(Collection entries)
****************
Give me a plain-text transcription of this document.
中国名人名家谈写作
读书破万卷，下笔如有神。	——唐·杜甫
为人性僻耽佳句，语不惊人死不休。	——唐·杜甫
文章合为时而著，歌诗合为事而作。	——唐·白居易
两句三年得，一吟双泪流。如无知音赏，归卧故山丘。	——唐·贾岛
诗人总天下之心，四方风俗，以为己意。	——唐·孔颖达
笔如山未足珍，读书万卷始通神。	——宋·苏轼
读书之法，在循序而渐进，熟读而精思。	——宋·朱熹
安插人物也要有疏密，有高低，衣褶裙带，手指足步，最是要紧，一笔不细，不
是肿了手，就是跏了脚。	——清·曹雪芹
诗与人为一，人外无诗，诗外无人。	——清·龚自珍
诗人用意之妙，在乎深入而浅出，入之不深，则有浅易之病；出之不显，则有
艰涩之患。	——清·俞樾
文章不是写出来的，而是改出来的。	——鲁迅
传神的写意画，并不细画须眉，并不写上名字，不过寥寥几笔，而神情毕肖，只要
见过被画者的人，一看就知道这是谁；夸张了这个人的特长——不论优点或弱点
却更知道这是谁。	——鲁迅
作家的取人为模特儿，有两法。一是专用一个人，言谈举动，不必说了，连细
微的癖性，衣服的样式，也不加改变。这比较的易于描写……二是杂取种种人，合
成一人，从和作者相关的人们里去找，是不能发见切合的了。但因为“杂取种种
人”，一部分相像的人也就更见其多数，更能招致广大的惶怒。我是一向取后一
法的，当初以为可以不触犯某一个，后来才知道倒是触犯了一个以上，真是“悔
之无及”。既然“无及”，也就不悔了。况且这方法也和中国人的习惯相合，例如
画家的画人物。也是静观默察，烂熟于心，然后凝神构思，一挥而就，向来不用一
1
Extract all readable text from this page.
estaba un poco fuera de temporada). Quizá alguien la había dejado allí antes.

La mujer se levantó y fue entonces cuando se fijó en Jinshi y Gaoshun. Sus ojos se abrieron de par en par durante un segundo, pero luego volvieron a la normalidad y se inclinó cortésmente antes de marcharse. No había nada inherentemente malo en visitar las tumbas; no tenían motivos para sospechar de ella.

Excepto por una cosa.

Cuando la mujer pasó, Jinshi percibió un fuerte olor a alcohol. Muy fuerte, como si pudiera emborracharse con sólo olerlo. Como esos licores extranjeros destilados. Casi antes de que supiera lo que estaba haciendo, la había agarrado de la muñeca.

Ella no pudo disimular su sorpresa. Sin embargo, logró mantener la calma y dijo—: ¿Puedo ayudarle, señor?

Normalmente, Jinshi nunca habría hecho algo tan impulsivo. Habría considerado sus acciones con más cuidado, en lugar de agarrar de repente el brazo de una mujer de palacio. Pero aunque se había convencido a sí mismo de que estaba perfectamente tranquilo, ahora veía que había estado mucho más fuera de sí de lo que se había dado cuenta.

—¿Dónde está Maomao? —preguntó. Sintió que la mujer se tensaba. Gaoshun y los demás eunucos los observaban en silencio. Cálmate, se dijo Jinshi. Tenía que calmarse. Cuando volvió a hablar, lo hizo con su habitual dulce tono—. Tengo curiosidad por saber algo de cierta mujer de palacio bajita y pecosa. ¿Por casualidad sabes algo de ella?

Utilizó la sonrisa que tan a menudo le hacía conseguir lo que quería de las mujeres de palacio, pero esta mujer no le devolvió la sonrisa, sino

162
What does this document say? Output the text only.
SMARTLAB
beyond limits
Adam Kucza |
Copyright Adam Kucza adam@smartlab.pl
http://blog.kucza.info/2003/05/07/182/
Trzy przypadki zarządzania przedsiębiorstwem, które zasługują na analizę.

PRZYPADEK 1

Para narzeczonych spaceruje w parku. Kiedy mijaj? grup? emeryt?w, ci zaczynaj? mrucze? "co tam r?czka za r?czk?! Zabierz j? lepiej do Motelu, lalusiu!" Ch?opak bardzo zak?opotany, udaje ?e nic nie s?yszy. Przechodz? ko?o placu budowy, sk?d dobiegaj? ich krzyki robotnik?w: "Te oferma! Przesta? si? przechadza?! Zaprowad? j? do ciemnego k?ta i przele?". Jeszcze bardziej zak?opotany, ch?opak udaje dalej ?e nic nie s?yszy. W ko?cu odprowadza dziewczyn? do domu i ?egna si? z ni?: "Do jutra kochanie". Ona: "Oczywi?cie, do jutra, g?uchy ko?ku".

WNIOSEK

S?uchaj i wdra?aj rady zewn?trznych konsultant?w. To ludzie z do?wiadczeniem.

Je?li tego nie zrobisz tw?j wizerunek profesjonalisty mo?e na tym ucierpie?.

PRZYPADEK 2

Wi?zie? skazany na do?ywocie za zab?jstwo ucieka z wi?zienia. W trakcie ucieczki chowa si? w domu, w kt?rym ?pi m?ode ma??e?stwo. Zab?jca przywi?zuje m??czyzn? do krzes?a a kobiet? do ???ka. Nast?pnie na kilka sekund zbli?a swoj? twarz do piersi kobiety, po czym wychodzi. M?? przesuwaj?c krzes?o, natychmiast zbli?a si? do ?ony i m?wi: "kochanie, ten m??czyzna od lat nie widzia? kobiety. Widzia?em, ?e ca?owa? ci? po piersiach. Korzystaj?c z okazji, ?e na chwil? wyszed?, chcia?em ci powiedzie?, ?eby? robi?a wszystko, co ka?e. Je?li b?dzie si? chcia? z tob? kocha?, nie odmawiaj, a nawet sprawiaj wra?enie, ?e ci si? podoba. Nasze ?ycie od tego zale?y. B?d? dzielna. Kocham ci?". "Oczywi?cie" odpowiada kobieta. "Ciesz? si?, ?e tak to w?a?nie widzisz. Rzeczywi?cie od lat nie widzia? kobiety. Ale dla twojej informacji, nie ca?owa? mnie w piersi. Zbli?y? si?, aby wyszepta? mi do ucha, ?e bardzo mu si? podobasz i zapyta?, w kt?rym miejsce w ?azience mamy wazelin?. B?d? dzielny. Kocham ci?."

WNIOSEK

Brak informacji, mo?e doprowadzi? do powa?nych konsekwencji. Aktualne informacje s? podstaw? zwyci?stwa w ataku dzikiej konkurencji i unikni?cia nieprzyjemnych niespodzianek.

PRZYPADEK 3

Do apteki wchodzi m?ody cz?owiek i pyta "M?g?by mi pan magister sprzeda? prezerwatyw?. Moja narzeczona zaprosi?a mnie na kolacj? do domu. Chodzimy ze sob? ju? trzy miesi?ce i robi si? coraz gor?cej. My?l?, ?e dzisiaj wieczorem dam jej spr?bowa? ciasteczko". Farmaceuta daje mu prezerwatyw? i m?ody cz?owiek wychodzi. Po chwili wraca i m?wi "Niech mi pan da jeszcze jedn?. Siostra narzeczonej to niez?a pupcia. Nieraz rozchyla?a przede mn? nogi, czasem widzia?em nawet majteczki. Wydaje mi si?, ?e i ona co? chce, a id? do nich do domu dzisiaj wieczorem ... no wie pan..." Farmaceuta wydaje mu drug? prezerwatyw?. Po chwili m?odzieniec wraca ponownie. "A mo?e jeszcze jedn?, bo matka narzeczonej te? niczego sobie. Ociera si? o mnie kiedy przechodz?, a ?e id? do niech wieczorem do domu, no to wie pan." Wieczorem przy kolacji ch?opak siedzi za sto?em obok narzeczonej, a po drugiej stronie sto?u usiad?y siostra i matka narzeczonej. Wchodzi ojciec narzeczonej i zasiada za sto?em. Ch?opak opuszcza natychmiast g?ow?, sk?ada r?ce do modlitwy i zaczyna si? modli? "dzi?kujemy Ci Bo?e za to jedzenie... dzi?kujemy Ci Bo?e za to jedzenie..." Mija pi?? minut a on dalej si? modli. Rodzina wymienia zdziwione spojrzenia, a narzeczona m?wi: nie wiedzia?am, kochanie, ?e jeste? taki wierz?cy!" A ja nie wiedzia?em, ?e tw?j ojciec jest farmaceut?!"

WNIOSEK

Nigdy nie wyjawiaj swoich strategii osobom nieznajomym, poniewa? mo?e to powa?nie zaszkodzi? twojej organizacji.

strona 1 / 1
****************
# Challenge
Pick out every line above that contains the word "Adam" and copy it.

# Finished answer
Adam Kucza |
Copyright Adam Kucza adam@smartlab.pl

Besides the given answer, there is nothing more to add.